* _What you will do_: Copy the records below exactly, leaving out every picture.
◇ ◇ ◇ ◇ ◇ ◇ ◇
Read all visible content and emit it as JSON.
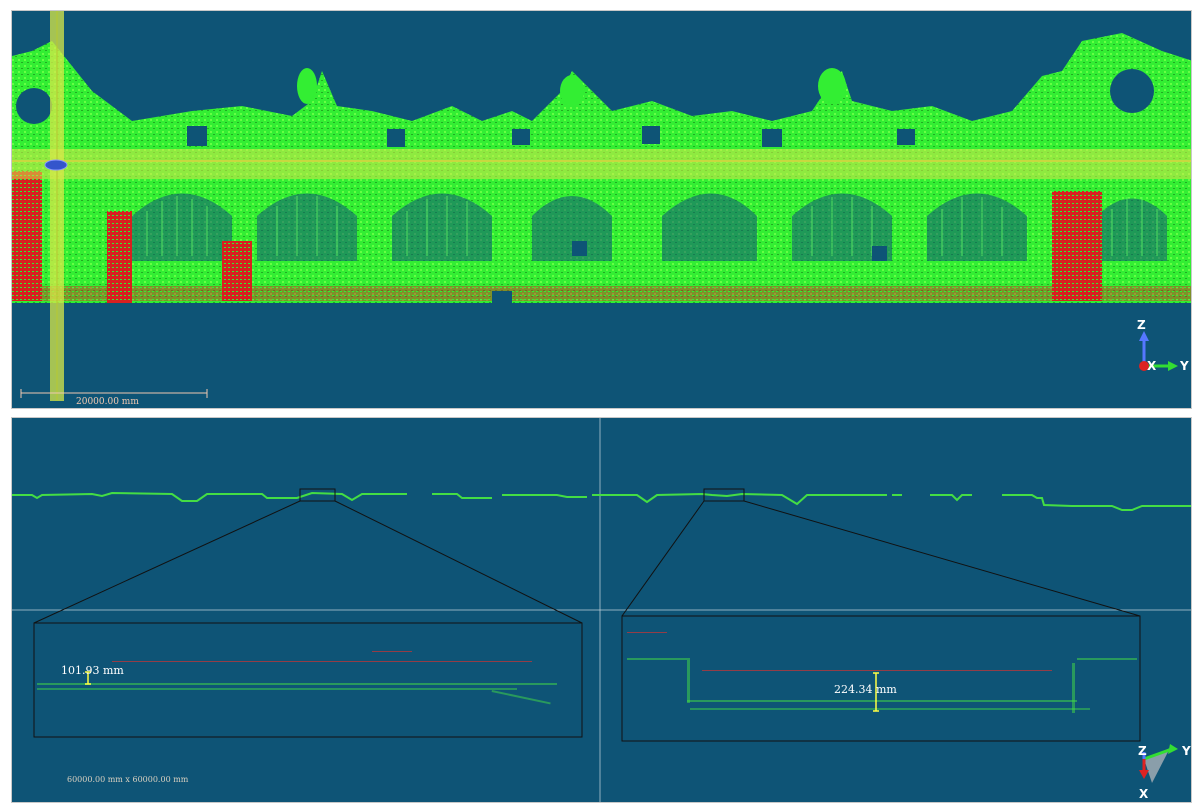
{
  "top_view": {
    "scale_bar_label": "20000.00 mm",
    "axes": {
      "up": "Z",
      "right": "Y",
      "center": "X"
    }
  },
  "bottom_view": {
    "measurement_left": "101.93 mm",
    "measurement_right": "224.34 mm",
    "extent_label": "60000.00 mm x 60000.00 mm",
    "axes": {
      "up": "Z",
      "right": "Y",
      "down": "X"
    }
  },
  "colors": {
    "background": "#0e5476",
    "point_green": "#33ff33",
    "point_red": "#dd2222",
    "selection_band": "#d8e84a",
    "measure_yellow": "#ffff44"
  }
}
◇ ◇ ◇ ◇ ◇ ◇ ◇
* _Written answer_:
Read all visible content and emit it as JSON.
{
  "top_view": {
    "scale_bar_label": "20000.00 mm",
    "axes": {
      "up": "Z",
      "right": "Y",
      "center": "X"
    }
  },
  "bottom_view": {
    "measurement_left": "101.93 mm",
    "measurement_right": "224.34 mm",
    "extent_label": "60000.00 mm x 60000.00 mm",
    "axes": {
      "up": "Z",
      "right": "Y",
      "down": "X"
    }
  },
  "colors": {
    "background": "#0e5476",
    "point_green": "#33ff33",
    "point_red": "#dd2222",
    "selection_band": "#d8e84a",
    "measure_yellow": "#ffff44"
  }
}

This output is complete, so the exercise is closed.